▸ Reading text:
┌──
Skip to main content

Guide to Running Spiders In The Cloud

Scrapy Cloud: Guide to Running Spiders In The Cloud

Scrapy Cloud is a scalable cloud hosting solution for running & scheduling your Scrapy spiders, created by Zyte (formerly Scrapinghub).

Styled as a Heroku for Scrapy spiders, it makes deploying, scheduling and running your spiders in the cloud very easy.

In this guide we are going to show you how to:

Need help scraping the web?

Then check out ScrapeOps, the complete toolkit for web scraping.


Demo Spider

In this guide, we're going to deploy the public demo Scrapy spider booksbot. To use it simple clone it to your machine.


git clone https://github.com/scrapy/booksbot.git
cd booksbot


Should I Use Scrapy Cloud?

Scrapy Cloud is a great spider hosting solution if you are building your scrapers using the Scrapy, and don't want to deal with setting up your own servers and job scheduling system.

With Scrapy Cloud you simply need to deploy your spiders to the Scrapy Cloud platform and configure when you want them to run. From here, Scrapy Cloud takes care of running the jobs and storing the data your spiders scrape.

Scrapy Cloud boasts some pretty powerful features:

  • On-demand scaling
  • Easy integration with other Scrapy & Zyte products (Splash, Spidermon, Zyte Smart Proxy Manager)
  • Full suite of logging & data QA tools

There are some downsides to Scrapy Cloud however:

  • Ineffective Free Plan - Although Scrapy Cloud offers a free plan, you can't schedule jobs with it and can only execute 1 hour of crawl time then it can't really be used for production scraping.
  • Cost - The Professional plan starts at $9 per Scrapy Unit per month (1 Scrapy Unit = 1 GB of RAM * 1 concurrent crawl), meaning that it is reasonably priced if you don't have much scraping to do and don't want to worry about setting up your own servers. However, if you are scraping at scale it can get quite expensive.
  • Lacks Distributed Crawl Support - Scrapy Cloud doesn't really support distributed crawls where you can spin up multiple workers pulling URLs from a centralised queue.
Scrapy Cloud Alternatives

Alternatively, there are free and cheaper alternatives to Scrapy Cloud that are just as simple to use and more flexible than Scrapy Cloud. Check out The 3 Best Scrapy Cloud Alternatives.


Get Started With Scrapy Cloud

Getting started with Scrapy Cloud is very simple.

First create a Free Account Scrapy Cloud Here, and then once logged in click "Start a new project".

Python Scrapy Playbook - Start Scrapy Cloud Project

And give your project a name.

Python Scrapy Playbook - Create Scrapy Cloud Project

Once your project has been created, you have two ways to deploy your Scrapy spiders to Scrapy Cloud:

  • Via the Command Line
  • Via Github Integration

Python Scrapy Playbook - Scrapy Cloud Deployment Options


Deploy Your Spiders To Scrapy Cloud From Command Line

Using the shub command line tool we can deploy our spiders directly to Scrapy Cloud from the command line.

First install shub on your system:


pip install shub

Then link the shub client to your Scrapy Cloud project by running shub login in your command line, and when prompted enter your Scrapy Cloud API key.


shub login
API key: YOUR_API_KEY

You can find your API key on the Code & Deploys page.
└──
Answer these questions from the Scrapy Cloud guide above.
1. Which public demo spider does the guide deploy?
2. What does one Scrapy Unit equal?
3. Which command installs the shub command line tool?

▸ Supplied entries:
┌──
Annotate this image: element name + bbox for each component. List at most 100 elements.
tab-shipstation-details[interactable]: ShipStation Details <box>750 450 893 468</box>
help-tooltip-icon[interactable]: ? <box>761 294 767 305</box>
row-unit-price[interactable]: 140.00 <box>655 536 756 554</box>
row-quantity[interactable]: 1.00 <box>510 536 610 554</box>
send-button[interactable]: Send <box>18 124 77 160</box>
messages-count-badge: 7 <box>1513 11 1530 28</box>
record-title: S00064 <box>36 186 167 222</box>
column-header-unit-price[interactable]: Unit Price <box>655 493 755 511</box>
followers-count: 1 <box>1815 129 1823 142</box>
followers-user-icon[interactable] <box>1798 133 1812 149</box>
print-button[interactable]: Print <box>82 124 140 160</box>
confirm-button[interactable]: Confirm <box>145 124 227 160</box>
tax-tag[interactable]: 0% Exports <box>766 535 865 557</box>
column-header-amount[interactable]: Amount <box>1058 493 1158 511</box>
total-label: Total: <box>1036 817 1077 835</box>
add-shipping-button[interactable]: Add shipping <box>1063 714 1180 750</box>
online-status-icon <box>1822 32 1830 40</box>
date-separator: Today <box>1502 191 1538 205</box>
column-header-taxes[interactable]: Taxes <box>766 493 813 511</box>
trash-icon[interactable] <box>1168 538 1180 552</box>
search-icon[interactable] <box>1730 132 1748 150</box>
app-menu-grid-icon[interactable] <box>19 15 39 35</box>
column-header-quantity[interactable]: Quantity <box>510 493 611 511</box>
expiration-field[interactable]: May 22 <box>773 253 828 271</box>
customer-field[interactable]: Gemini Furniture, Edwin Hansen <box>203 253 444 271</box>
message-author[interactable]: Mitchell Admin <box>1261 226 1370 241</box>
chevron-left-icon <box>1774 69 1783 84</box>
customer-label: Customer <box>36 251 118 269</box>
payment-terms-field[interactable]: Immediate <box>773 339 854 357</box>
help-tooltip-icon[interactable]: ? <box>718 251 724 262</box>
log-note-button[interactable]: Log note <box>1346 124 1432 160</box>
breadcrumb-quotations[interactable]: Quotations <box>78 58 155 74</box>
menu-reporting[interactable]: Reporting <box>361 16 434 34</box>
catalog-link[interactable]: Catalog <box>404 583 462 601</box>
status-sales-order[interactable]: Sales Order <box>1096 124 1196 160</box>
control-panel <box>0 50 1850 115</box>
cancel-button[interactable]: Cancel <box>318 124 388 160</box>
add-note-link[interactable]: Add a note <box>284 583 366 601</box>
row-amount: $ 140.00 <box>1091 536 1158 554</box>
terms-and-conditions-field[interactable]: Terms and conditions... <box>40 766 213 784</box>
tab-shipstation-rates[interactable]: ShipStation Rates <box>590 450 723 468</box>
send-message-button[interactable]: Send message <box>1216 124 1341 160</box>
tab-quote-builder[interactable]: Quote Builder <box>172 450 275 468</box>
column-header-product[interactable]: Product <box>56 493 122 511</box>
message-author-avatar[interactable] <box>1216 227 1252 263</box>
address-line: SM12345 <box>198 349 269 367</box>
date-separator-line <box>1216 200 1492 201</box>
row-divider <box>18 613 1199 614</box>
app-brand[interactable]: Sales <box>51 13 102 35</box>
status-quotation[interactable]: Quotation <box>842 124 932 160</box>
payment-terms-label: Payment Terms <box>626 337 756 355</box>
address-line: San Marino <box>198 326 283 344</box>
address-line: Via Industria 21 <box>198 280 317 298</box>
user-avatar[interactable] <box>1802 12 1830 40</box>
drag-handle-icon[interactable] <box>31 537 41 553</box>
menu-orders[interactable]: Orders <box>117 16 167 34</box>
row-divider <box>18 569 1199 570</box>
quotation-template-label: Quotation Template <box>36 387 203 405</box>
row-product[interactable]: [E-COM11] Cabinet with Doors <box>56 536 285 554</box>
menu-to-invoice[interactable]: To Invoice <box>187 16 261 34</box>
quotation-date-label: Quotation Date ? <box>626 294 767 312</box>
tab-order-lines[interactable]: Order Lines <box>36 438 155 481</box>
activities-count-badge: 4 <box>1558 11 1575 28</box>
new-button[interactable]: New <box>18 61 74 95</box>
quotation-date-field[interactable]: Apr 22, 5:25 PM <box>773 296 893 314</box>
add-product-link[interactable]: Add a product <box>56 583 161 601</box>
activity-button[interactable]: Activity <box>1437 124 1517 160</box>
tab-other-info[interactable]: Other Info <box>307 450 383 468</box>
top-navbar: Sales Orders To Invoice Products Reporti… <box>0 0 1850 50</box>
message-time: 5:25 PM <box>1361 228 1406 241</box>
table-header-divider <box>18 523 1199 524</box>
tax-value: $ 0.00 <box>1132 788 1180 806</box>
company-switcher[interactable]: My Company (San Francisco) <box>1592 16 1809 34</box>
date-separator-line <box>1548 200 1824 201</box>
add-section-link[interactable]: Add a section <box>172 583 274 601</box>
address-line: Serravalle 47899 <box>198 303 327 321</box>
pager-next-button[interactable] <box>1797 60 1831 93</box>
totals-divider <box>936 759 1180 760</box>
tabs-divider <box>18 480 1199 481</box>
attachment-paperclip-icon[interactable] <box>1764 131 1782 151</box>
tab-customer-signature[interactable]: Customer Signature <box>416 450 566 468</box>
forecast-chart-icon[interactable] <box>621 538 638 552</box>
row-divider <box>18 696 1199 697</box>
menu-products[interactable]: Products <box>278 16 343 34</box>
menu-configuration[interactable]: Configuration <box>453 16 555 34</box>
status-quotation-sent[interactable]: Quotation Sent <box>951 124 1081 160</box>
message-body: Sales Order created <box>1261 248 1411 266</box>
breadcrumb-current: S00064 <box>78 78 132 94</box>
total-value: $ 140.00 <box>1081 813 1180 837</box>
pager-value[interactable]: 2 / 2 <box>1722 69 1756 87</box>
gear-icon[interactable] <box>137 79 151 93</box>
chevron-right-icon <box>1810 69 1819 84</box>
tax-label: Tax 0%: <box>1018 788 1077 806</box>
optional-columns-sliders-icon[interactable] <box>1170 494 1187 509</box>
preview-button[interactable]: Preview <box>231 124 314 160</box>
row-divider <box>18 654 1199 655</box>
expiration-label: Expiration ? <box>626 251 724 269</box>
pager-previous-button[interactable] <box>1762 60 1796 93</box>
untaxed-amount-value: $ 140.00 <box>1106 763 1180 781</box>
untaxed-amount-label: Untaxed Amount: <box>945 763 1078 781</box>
└──
▸ Solution below:
1. booksbot
2. 1 GB of RAM * 1 concurrent crawl
3. pip install shub